EXERCISE TASK
Quote the listing in full, exactly as given, minus any pictures.

DATASET RECORDS
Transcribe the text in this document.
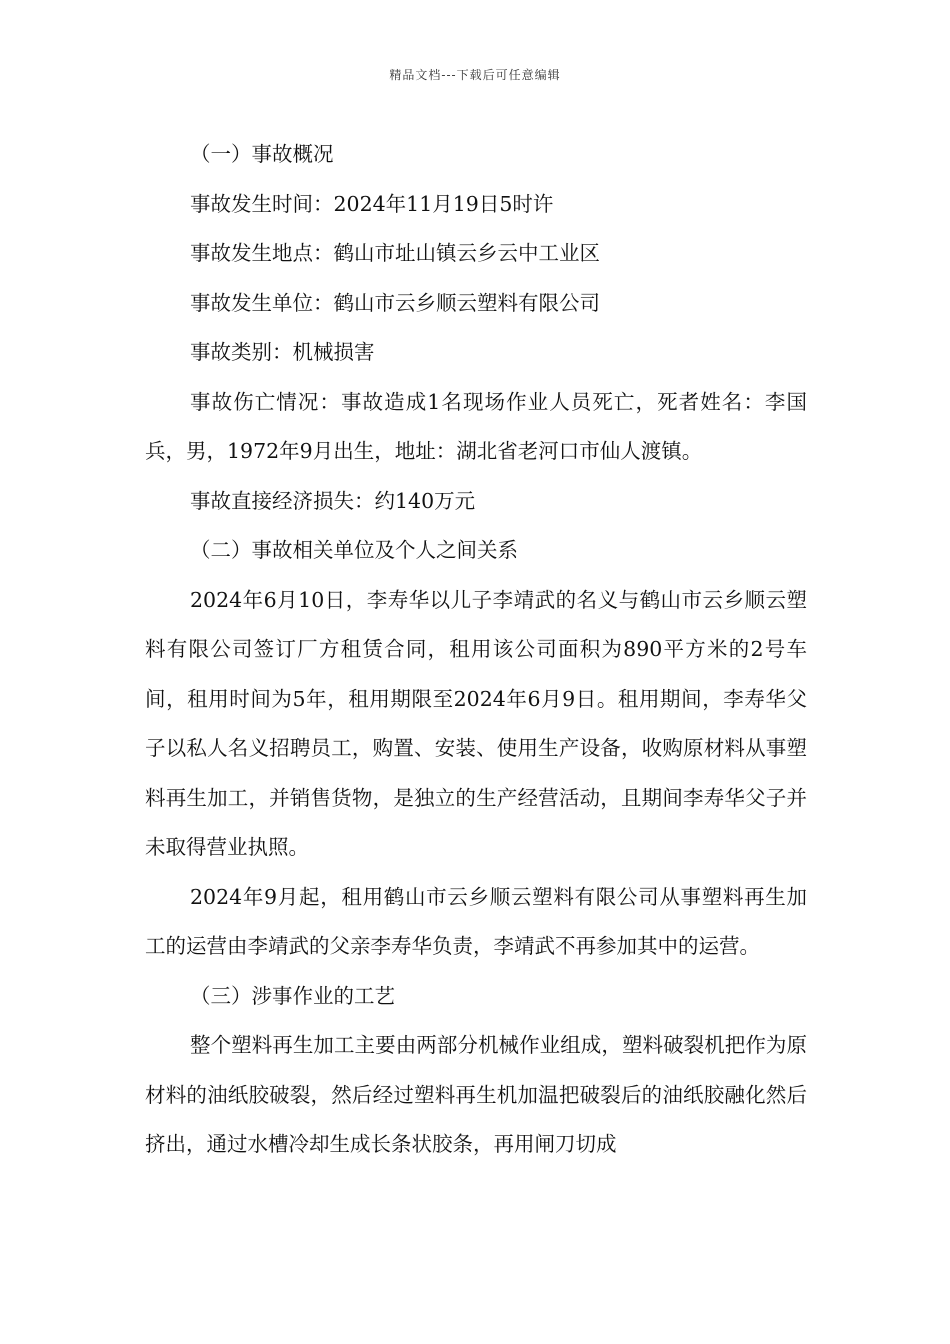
精品文档---下载后可任意编辑

（一）事故概况

事故发生时间：2024年11月19日5时许

事故发生地点：鹤山市址山镇云乡云中工业区

事故发生单位：鹤山市云乡顺云塑料有限公司

事故类别：机械损害

事故伤亡情况：事故造成1名现场作业人员死亡，死者姓名：李国兵，男，1972年9月出生，地址：湖北省老河口市仙人渡镇。

事故直接经济损失：约140万元

（二）事故相关单位及个人之间关系

2024年6月10日，李寿华以儿子李靖武的名义与鹤山市云乡顺云塑料有限公司签订厂方租赁合同，租用该公司面积为890平方米的2号车间，租用时间为5年，租用期限至2024年6月9日。租用期间，李寿华父子以私人名义招聘员工，购置、安装、使用生产设备，收购原材料从事塑料再生加工，并销售货物，是独立的生产经营活动，且期间李寿华父子并未取得营业执照。

2024年9月起，租用鹤山市云乡顺云塑料有限公司从事塑料再生加工的运营由李靖武的父亲李寿华负责，李靖武不再参加其中的运营。

（三）涉事作业的工艺

整个塑料再生加工主要由两部分机械作业组成，塑料破裂机把作为原材料的油纸胶破裂，然后经过塑料再生机加温把破裂后的油纸胶融化然后挤出，通过水槽冷却生成长条状胶条，再用闸刀切成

SOLUTION TO THIS EXERCISE
Transcribe the text in this document.
精品文档---下载后可任意编辑

（一）事故概况

事故发生时间：2024年11月19日5时许

事故发生地点：鹤山市址山镇云乡云中工业区

事故发生单位：鹤山市云乡顺云塑料有限公司

事故类别：机械损害

事故伤亡情况：事故造成1名现场作业人员死亡，死者姓名：李国兵，男，1972年9月出生，地址：湖北省老河口市仙人渡镇。

事故直接经济损失：约140万元

（二）事故相关单位及个人之间关系

2024年6月10日，李寿华以儿子李靖武的名义与鹤山市云乡顺云塑料有限公司签订厂方租赁合同，租用该公司面积为890平方米的2号车间，租用时间为5年，租用期限至2024年6月9日。租用期间，李寿华父子以私人名义招聘员工，购置、安装、使用生产设备，收购原材料从事塑料再生加工，并销售货物，是独立的生产经营活动，且期间李寿华父子并未取得营业执照。

2024年9月起，租用鹤山市云乡顺云塑料有限公司从事塑料再生加工的运营由李靖武的父亲李寿华负责，李靖武不再参加其中的运营。

（三）涉事作业的工艺

整个塑料再生加工主要由两部分机械作业组成，塑料破裂机把作为原材料的油纸胶破裂，然后经过塑料再生机加温把破裂后的油纸胶融化然后挤出，通过水槽冷却生成长条状胶条，再用闸刀切成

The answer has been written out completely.